> [Rows from a dataset]
═══

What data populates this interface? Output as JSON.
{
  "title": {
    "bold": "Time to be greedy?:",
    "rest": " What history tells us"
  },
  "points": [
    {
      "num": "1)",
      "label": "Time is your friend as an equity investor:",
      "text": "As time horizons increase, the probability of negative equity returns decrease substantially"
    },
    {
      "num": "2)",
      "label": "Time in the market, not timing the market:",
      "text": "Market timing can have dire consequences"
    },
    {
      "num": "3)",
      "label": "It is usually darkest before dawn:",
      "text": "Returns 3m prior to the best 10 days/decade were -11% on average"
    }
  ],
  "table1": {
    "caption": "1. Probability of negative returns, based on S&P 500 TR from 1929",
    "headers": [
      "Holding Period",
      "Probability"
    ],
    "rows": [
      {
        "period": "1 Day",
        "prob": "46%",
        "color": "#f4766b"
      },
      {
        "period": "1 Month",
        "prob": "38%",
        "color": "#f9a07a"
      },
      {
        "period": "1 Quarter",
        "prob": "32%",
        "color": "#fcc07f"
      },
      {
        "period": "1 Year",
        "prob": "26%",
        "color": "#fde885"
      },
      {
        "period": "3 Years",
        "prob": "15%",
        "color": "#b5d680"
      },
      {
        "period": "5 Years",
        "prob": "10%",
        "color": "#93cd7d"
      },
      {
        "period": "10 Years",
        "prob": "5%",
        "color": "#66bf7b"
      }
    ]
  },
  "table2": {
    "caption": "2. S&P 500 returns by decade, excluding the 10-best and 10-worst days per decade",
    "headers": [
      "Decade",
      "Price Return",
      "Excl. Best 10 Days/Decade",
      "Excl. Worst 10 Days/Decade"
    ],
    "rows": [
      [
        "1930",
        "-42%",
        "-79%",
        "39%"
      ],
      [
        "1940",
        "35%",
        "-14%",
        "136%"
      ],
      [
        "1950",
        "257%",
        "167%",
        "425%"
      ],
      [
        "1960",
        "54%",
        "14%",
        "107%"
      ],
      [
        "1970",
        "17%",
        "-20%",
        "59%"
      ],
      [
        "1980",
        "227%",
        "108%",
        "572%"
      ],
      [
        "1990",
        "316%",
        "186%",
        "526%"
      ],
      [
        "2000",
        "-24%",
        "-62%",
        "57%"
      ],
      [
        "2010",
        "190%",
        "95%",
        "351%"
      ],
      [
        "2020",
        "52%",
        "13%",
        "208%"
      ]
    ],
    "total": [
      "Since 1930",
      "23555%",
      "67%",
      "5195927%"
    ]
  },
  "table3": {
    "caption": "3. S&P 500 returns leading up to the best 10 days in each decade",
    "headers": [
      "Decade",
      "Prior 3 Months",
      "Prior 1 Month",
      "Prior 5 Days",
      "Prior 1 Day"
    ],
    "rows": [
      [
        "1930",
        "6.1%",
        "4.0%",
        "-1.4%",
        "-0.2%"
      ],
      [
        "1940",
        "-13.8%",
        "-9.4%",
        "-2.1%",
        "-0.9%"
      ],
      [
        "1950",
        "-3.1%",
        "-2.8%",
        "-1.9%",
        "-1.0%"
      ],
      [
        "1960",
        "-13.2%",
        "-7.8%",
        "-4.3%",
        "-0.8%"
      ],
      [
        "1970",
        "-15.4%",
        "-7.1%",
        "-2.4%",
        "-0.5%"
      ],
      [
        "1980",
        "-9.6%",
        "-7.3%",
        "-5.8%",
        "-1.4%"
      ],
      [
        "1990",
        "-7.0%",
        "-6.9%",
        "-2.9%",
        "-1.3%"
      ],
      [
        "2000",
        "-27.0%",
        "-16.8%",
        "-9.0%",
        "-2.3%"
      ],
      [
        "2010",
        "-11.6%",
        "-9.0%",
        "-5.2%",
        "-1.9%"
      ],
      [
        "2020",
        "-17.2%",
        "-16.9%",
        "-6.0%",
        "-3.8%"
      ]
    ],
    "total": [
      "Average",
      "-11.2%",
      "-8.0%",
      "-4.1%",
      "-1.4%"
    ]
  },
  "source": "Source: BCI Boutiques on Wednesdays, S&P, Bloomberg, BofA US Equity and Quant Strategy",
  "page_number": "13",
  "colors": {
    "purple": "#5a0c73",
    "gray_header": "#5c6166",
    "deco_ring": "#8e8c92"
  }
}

═══

Reproduce all the data word for word.

What data populates this interface? Output as JSON.
{
  "title": {
    "bold": "Time to be greedy?:",
    "rest": " What history tells us"
  },
  "points": [
    {
      "num": "1)",
      "label": "Time is your friend as an equity investor:",
      "text": "As time horizons increase, the probability of negative equity returns decrease substantially"
    },
    {
      "num": "2)",
      "label": "Time in the market, not timing the market:",
      "text": "Market timing can have dire consequences"
    },
    {
      "num": "3)",
      "label": "It is usually darkest before dawn:",
      "text": "Returns 3m prior to the best 10 days/decade were -11% on average"
    }
  ],
  "table1": {
    "caption": "1. Probability of negative returns, based on S&P 500 TR from 1929",
    "headers": [
      "Holding Period",
      "Probability"
    ],
    "rows": [
      {
        "period": "1 Day",
        "prob": "46%",
        "color": "#f4766b"
      },
      {
        "period": "1 Month",
        "prob": "38%",
        "color": "#f9a07a"
      },
      {
        "period": "1 Quarter",
        "prob": "32%",
        "color": "#fcc07f"
      },
      {
        "period": "1 Year",
        "prob": "26%",
        "color": "#fde885"
      },
      {
        "period": "3 Years",
        "prob": "15%",
        "color": "#b5d680"
      },
      {
        "period": "5 Years",
        "prob": "10%",
        "color": "#93cd7d"
      },
      {
        "period": "10 Years",
        "prob": "5%",
        "color": "#66bf7b"
      }
    ]
  },
  "table2": {
    "caption": "2. S&P 500 returns by decade, excluding the 10-best and 10-worst days per decade",
    "headers": [
      "Decade",
      "Price Return",
      "Excl. Best 10 Days/Decade",
      "Excl. Worst 10 Days/Decade"
    ],
    "rows": [
      [
        "1930",
        "-42%",
        "-79%",
        "39%"
      ],
      [
        "1940",
        "35%",
        "-14%",
        "136%"
      ],
      [
        "1950",
        "257%",
        "167%",
        "425%"
      ],
      [
        "1960",
        "54%",
        "14%",
        "107%"
      ],
      [
        "1970",
        "17%",
        "-20%",
        "59%"
      ],
      [
        "1980",
        "227%",
        "108%",
        "572%"
      ],
      [
        "1990",
        "316%",
        "186%",
        "526%"
      ],
      [
        "2000",
        "-24%",
        "-62%",
        "57%"
      ],
      [
        "2010",
        "190%",
        "95%",
        "351%"
      ],
      [
        "2020",
        "52%",
        "13%",
        "208%"
      ]
    ],
    "total": [
      "Since 1930",
      "23555%",
      "67%",
      "5195927%"
    ]
  },
  "table3": {
    "caption": "3. S&P 500 returns leading up to the best 10 days in each decade",
    "headers": [
      "Decade",
      "Prior 3 Months",
      "Prior 1 Month",
      "Prior 5 Days",
      "Prior 1 Day"
    ],
    "rows": [
      [
        "1930",
        "6.1%",
        "4.0%",
        "-1.4%",
        "-0.2%"
      ],
      [
        "1940",
        "-13.8%",
        "-9.4%",
        "-2.1%",
        "-0.9%"
      ],
      [
        "1950",
        "-3.1%",
        "-2.8%",
        "-1.9%",
        "-1.0%"
      ],
      [
        "1960",
        "-13.2%",
        "-7.8%",
        "-4.3%",
        "-0.8%"
      ],
      [
        "1970",
        "-15.4%",
        "-7.1%",
        "-2.4%",
        "-0.5%"
      ],
      [
        "1980",
        "-9.6%",
        "-7.3%",
        "-5.8%",
        "-1.4%"
      ],
      [
        "1990",
        "-7.0%",
        "-6.9%",
        "-2.9%",
        "-1.3%"
      ],
      [
        "2000",
        "-27.0%",
        "-16.8%",
        "-9.0%",
        "-2.3%"
      ],
      [
        "2010",
        "-11.6%",
        "-9.0%",
        "-5.2%",
        "-1.9%"
      ],
      [
        "2020",
        "-17.2%",
        "-16.9%",
        "-6.0%",
        "-3.8%"
      ]
    ],
    "total": [
      "Average",
      "-11.2%",
      "-8.0%",
      "-4.1%",
      "-1.4%"
    ]
  },
  "source": "Source: BCI Boutiques on Wednesdays, S&P, Bloomberg, BofA US Equity and Quant Strategy",
  "page_number": "13",
  "colors": {
    "purple": "#5a0c73",
    "gray_header": "#5c6166",
    "deco_ring": "#8e8c92"
  }
}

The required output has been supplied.